> What needs to be done
Go through the listing and return every line with "Oktober" in it.

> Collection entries
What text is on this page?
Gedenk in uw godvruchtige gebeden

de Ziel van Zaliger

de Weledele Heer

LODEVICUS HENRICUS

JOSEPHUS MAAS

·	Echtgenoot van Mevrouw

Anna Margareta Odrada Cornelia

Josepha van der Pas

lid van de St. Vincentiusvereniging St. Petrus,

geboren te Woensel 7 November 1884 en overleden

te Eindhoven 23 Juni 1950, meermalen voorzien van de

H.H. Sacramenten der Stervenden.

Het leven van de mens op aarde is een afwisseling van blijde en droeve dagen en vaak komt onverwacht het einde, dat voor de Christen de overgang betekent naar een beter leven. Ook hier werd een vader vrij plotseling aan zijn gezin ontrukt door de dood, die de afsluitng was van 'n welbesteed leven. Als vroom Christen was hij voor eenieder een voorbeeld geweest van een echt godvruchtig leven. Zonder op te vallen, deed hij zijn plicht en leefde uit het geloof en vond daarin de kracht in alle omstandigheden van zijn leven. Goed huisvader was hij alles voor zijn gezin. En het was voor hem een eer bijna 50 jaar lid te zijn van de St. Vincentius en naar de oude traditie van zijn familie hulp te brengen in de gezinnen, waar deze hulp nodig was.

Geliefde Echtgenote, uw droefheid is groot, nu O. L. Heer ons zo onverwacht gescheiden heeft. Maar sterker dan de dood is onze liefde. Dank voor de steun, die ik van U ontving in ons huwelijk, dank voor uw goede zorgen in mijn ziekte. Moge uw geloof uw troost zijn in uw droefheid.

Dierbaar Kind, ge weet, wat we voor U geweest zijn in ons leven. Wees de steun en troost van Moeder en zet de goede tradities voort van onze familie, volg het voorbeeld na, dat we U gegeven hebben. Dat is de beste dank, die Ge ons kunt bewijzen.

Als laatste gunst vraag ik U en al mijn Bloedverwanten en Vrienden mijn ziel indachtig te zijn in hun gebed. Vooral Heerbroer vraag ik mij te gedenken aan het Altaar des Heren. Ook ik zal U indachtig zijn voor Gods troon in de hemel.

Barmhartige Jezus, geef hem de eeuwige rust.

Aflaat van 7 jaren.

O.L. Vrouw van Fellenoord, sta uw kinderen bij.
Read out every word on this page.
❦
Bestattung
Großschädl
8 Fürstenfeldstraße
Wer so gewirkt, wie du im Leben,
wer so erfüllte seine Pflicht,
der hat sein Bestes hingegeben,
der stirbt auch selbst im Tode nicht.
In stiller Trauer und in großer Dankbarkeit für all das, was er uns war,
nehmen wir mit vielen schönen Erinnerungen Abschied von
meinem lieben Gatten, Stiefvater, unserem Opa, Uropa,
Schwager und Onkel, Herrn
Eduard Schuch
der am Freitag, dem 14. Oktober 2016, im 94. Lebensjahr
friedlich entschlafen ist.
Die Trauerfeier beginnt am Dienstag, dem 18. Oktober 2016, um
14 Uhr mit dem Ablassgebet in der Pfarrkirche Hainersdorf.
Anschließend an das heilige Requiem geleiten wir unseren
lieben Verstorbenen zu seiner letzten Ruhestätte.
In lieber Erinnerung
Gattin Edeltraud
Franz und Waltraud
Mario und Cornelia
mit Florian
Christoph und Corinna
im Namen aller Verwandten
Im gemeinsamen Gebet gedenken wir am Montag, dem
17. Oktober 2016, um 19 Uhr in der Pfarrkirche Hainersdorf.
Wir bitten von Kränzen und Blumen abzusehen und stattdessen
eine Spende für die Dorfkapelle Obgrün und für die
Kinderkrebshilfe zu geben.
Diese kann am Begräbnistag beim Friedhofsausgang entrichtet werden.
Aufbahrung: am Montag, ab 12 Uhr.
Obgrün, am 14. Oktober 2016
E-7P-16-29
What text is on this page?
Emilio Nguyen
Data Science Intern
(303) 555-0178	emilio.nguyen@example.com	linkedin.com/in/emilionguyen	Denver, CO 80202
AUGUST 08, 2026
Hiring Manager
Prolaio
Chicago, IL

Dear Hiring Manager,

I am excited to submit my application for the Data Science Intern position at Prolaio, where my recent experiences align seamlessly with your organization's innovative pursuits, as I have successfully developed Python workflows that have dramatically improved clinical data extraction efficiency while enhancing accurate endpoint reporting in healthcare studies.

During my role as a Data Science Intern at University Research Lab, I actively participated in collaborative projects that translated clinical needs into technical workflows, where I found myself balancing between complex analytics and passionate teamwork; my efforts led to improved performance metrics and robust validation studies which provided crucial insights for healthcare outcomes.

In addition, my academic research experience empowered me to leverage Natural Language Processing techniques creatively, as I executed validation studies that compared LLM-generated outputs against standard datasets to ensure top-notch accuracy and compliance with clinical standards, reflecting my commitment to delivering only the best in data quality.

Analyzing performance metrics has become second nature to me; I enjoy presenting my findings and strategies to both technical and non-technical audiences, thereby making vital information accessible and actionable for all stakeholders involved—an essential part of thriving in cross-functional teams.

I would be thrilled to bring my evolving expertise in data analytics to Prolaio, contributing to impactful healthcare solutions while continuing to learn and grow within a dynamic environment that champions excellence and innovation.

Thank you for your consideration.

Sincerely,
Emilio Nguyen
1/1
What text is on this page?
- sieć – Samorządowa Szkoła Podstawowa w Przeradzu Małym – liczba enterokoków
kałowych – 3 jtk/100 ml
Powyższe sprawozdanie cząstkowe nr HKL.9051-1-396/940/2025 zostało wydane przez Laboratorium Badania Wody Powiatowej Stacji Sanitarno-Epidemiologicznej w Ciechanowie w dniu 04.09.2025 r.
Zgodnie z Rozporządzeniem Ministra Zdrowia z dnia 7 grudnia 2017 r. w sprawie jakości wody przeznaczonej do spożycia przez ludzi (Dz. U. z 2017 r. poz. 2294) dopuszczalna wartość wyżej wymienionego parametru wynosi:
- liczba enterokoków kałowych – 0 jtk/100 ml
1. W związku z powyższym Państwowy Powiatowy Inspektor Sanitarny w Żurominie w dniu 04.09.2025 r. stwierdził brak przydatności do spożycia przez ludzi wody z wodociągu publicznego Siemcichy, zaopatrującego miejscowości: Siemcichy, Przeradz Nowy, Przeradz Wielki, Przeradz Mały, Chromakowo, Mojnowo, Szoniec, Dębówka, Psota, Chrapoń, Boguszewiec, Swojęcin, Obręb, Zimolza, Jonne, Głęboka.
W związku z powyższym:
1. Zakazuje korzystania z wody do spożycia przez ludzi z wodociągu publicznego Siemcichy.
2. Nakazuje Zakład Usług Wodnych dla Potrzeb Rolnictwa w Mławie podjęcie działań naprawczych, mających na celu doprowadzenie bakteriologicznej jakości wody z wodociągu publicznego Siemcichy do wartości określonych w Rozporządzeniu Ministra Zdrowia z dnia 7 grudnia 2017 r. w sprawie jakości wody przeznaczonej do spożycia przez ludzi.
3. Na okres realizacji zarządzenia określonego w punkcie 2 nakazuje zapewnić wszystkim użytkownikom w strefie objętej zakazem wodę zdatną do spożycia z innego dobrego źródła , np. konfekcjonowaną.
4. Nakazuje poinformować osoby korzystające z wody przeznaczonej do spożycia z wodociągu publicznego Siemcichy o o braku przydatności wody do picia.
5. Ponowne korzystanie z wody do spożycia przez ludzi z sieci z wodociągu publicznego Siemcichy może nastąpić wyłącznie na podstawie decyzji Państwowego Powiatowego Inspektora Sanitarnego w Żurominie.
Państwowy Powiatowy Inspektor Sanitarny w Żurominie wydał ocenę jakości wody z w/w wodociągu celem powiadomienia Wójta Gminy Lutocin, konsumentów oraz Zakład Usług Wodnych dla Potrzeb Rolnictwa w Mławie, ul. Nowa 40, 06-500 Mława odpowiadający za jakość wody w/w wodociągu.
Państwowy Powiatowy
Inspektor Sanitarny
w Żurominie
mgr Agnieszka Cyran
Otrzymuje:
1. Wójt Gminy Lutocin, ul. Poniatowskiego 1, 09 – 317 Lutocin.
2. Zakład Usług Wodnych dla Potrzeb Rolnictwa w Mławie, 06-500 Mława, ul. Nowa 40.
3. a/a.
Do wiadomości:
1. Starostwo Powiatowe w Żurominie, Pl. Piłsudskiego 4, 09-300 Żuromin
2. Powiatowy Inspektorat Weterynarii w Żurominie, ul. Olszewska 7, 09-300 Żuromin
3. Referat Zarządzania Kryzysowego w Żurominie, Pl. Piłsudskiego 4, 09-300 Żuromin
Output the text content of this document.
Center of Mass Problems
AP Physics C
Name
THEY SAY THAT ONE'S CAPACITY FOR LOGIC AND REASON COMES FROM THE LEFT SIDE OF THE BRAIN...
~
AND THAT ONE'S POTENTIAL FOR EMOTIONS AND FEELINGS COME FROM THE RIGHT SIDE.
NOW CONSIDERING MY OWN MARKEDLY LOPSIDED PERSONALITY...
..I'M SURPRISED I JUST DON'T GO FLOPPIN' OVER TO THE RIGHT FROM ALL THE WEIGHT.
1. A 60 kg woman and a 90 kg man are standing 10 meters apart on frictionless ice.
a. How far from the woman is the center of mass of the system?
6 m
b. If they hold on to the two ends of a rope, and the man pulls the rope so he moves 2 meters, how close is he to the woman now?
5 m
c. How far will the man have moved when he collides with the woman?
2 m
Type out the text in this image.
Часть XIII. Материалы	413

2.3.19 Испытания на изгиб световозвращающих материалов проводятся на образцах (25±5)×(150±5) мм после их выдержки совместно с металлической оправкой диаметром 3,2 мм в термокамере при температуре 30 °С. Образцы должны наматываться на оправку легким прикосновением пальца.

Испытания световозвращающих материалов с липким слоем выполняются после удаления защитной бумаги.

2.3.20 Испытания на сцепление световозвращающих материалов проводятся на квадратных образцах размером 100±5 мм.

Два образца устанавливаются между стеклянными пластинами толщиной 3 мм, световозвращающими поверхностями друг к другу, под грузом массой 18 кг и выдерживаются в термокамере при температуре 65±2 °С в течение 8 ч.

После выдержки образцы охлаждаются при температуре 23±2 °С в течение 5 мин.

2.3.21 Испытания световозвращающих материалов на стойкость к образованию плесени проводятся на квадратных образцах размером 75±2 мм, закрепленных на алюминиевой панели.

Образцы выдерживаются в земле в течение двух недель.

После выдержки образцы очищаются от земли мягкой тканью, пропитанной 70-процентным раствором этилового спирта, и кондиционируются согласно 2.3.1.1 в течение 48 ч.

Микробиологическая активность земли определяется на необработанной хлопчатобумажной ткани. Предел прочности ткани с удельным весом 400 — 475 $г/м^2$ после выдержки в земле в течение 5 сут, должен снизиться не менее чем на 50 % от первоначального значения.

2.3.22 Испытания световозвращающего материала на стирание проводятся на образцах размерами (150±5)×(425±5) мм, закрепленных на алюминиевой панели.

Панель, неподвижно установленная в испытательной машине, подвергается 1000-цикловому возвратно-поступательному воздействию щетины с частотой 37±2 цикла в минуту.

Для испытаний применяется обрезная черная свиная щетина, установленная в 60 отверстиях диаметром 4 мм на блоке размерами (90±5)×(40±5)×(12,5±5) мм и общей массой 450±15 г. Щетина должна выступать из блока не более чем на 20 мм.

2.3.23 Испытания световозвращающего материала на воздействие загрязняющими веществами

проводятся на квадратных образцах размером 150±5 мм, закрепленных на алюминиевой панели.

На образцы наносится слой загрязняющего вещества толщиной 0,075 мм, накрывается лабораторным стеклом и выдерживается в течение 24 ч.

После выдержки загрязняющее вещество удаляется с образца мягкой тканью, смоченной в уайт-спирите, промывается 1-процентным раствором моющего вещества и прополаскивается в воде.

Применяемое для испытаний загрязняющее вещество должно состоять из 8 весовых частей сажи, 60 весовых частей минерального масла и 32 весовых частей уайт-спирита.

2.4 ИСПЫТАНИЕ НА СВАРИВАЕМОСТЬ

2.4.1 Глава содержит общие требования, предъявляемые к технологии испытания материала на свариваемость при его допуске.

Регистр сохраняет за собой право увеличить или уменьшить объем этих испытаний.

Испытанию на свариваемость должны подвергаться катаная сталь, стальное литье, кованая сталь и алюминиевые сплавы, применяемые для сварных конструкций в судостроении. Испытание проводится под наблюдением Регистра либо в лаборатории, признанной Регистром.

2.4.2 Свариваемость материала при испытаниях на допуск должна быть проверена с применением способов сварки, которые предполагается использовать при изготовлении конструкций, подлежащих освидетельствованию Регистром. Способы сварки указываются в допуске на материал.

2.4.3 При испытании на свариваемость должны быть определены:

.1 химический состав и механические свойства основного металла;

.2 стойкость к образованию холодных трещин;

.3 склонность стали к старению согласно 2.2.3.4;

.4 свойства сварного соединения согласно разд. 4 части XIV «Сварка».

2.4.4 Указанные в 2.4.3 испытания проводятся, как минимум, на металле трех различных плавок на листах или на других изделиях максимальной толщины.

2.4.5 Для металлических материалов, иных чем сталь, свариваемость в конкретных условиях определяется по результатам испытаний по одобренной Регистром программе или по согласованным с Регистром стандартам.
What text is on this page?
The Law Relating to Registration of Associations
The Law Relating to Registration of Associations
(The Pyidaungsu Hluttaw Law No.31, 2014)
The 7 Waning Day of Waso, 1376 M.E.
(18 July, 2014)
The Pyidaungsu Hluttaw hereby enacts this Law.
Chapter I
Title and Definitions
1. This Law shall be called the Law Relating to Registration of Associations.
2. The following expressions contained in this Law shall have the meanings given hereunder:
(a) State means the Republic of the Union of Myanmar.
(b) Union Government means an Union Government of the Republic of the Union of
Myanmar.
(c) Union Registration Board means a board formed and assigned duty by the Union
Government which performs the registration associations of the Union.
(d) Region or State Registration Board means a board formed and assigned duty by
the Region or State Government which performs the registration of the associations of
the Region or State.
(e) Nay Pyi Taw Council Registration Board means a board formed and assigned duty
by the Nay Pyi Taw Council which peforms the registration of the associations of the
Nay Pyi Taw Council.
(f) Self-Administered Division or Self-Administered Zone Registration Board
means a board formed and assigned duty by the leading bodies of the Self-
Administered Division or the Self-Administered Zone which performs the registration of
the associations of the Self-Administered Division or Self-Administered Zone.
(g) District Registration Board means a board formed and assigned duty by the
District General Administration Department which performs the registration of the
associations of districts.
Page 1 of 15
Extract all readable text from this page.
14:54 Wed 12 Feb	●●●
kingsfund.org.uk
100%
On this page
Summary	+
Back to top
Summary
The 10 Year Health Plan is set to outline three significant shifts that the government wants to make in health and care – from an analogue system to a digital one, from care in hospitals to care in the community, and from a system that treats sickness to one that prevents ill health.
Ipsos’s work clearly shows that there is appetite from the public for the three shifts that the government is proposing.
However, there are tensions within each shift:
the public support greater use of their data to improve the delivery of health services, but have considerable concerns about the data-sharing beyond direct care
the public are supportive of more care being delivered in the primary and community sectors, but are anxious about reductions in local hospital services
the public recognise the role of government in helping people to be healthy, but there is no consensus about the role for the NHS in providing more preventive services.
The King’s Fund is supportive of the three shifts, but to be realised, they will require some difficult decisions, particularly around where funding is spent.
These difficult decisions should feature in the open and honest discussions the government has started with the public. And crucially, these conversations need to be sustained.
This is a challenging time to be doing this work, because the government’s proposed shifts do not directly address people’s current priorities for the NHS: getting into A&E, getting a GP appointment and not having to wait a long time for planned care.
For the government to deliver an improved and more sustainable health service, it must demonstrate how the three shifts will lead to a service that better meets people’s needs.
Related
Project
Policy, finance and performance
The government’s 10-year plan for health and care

> Final result
der am Freitag, dem 14. Oktober 2016, im 94. Lebensjahr
Die Trauerfeier beginnt am Dienstag, dem 18. Oktober 2016, um
17. Oktober 2016, um 19 Uhr in der Pfarrkirche Hainersdorf.
Obgrün, am 14. Oktober 2016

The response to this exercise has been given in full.